──────── RECORD EXCERPTS ────────

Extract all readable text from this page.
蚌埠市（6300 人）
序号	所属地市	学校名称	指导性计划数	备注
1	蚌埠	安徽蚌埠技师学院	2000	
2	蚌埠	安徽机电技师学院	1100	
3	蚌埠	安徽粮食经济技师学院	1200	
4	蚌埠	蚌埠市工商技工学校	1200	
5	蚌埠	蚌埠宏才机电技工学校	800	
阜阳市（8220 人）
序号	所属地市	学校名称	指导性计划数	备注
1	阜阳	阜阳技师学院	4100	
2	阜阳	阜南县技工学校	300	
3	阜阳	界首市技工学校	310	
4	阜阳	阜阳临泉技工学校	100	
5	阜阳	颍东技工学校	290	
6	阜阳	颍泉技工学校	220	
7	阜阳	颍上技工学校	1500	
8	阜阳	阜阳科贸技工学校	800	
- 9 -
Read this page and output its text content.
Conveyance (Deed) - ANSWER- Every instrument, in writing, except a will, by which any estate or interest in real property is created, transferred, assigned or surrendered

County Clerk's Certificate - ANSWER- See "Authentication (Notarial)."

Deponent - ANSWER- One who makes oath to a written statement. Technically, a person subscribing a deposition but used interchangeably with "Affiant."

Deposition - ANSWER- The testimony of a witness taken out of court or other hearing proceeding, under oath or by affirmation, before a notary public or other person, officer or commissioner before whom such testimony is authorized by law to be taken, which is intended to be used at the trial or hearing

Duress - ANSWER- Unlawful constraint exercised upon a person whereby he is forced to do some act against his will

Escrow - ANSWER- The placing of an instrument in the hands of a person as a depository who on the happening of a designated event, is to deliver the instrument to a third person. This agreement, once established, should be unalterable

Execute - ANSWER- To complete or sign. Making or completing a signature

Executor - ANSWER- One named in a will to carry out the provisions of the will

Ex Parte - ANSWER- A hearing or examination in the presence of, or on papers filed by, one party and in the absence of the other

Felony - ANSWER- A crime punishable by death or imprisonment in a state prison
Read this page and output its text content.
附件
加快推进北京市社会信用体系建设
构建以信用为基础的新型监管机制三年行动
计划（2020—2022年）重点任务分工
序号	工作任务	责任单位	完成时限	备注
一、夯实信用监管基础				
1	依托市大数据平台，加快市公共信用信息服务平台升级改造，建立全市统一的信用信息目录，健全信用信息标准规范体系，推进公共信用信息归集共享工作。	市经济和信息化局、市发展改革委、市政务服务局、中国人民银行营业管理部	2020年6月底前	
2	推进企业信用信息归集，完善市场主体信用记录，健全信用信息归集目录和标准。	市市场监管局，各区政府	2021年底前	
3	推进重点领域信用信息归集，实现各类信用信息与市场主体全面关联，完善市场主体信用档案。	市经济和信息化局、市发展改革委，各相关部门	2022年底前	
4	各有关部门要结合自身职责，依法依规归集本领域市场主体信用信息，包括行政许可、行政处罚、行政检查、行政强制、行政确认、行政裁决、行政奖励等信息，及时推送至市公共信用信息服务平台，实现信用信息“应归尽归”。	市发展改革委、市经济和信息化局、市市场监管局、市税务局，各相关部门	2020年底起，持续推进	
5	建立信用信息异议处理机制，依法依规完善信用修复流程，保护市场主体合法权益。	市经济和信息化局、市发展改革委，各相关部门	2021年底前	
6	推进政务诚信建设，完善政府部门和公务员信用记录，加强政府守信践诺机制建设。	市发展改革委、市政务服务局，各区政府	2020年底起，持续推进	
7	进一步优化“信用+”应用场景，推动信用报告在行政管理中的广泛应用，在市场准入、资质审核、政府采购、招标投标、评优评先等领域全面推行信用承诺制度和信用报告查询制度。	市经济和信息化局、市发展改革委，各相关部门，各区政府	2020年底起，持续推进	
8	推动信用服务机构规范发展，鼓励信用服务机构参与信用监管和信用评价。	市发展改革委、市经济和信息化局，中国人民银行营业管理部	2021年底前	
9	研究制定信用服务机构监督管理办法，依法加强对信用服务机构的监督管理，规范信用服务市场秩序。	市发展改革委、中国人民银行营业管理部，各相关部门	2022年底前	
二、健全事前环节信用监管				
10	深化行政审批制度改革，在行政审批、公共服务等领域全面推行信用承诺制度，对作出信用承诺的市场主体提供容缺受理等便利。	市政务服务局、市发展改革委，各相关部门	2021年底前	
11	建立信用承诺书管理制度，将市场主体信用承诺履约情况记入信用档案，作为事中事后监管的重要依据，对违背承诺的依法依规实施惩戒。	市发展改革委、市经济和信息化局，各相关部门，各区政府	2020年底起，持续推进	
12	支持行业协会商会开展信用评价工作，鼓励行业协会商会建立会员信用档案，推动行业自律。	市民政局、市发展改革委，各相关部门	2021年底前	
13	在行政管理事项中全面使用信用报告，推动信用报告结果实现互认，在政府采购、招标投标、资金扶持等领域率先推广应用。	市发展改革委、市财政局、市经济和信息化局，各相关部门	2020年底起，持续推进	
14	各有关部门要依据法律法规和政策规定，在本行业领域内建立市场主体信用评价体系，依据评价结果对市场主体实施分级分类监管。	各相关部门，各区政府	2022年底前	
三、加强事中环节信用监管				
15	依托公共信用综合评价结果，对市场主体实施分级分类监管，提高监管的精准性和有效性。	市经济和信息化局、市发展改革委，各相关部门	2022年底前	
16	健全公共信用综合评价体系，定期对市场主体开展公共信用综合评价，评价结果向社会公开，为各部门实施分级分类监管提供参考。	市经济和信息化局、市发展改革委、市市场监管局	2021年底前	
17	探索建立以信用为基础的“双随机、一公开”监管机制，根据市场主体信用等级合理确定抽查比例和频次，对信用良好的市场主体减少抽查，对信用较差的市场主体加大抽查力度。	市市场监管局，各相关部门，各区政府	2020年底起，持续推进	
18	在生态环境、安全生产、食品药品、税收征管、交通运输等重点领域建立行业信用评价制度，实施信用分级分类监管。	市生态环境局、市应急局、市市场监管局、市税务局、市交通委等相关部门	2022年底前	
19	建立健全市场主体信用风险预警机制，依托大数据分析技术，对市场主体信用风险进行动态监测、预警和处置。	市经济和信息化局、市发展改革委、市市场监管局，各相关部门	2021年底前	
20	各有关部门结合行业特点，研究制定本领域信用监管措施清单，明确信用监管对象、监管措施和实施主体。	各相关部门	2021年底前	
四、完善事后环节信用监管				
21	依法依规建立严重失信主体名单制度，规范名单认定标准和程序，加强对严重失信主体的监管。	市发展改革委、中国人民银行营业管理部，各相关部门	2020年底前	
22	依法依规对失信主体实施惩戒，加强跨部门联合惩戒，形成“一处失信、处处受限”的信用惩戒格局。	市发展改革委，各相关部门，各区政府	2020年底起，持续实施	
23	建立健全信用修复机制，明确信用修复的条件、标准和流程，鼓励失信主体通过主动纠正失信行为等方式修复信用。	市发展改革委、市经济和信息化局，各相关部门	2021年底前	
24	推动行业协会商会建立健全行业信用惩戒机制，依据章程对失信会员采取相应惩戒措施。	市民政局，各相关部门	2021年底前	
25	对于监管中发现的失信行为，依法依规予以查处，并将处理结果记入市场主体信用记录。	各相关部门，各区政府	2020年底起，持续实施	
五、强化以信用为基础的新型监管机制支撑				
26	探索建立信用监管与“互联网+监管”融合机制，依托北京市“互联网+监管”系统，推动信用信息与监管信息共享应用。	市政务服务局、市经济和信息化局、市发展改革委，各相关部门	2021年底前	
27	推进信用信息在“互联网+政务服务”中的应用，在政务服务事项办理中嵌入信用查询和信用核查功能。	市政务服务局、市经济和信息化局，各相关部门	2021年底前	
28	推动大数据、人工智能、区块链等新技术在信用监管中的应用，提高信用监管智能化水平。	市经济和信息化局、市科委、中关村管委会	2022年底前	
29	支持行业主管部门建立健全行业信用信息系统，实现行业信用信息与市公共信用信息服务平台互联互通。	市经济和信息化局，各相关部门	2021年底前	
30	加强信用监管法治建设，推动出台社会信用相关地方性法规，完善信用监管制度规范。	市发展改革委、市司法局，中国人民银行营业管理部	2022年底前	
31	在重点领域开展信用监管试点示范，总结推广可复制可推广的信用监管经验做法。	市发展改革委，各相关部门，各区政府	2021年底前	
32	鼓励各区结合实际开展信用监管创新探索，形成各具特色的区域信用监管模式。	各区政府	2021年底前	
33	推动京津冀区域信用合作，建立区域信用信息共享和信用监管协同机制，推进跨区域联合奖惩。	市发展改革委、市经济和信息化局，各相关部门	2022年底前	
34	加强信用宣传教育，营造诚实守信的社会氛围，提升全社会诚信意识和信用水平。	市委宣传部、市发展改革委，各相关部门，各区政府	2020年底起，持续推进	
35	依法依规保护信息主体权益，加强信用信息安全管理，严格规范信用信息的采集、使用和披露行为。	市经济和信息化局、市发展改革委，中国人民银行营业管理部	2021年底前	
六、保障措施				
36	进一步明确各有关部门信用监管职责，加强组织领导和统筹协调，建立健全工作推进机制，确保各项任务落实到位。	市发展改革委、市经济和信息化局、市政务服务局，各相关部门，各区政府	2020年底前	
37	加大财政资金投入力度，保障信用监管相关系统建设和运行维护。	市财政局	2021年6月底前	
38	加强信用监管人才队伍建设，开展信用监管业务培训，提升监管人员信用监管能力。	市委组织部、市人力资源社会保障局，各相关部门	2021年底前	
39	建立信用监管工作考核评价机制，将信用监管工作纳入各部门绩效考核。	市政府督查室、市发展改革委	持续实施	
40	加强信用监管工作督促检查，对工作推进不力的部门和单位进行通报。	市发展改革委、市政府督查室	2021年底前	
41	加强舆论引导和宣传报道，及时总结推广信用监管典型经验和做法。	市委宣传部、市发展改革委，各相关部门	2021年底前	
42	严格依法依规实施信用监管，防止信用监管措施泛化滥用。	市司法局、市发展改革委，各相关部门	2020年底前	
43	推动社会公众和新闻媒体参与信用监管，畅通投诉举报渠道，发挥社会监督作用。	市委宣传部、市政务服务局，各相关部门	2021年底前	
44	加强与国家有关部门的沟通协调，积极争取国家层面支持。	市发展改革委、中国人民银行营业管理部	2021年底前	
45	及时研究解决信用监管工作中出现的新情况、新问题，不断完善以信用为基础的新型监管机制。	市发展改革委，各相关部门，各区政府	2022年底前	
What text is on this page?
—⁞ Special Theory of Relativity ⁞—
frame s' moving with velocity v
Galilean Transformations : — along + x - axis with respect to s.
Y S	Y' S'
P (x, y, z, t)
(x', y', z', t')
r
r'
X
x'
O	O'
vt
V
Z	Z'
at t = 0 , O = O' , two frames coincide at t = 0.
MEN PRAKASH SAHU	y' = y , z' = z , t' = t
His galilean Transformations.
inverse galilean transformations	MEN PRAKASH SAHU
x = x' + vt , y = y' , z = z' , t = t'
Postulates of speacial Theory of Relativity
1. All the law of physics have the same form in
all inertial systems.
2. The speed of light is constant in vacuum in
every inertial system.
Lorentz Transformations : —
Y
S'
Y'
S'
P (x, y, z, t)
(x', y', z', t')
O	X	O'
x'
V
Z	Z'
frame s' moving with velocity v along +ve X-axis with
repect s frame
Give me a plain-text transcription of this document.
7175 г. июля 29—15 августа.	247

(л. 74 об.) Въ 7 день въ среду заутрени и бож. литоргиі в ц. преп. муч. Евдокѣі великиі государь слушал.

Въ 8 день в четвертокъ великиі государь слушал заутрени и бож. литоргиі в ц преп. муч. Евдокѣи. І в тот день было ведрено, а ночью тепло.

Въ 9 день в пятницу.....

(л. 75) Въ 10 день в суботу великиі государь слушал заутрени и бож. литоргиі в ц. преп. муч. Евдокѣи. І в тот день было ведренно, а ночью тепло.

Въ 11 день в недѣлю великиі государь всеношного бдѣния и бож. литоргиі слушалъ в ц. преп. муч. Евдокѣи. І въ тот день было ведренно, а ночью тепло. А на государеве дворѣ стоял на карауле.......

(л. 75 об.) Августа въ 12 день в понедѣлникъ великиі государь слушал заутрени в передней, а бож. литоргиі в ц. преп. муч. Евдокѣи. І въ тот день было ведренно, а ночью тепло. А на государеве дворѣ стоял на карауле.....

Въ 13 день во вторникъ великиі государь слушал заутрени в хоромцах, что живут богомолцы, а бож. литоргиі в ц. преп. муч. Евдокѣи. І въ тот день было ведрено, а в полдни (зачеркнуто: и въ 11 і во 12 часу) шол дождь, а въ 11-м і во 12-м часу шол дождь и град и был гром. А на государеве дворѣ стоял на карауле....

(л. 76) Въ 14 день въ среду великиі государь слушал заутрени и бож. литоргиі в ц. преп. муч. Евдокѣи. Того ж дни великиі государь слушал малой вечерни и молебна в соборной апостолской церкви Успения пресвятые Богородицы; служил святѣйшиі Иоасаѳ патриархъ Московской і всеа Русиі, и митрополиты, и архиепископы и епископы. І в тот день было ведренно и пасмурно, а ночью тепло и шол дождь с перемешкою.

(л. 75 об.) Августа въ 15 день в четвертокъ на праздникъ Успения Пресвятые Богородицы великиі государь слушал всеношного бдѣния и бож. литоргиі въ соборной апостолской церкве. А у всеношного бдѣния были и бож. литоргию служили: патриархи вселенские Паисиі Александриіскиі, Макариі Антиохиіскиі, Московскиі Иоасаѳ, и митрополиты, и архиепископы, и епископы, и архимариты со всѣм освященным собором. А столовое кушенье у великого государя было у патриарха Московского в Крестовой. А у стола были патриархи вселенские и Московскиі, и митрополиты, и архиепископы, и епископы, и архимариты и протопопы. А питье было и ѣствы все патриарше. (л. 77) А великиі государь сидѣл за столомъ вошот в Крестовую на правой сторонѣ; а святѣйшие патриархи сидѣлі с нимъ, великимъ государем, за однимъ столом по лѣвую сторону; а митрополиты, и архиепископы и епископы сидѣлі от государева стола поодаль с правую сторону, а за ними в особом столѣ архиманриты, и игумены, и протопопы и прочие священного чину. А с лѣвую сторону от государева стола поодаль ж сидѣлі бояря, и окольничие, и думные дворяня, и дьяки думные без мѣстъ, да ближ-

────────

:: REQUIRED TASK ::
How many lines in the data contain the string "持续推进"? Respond with the number only.

:: ANSWER BELOW ::
7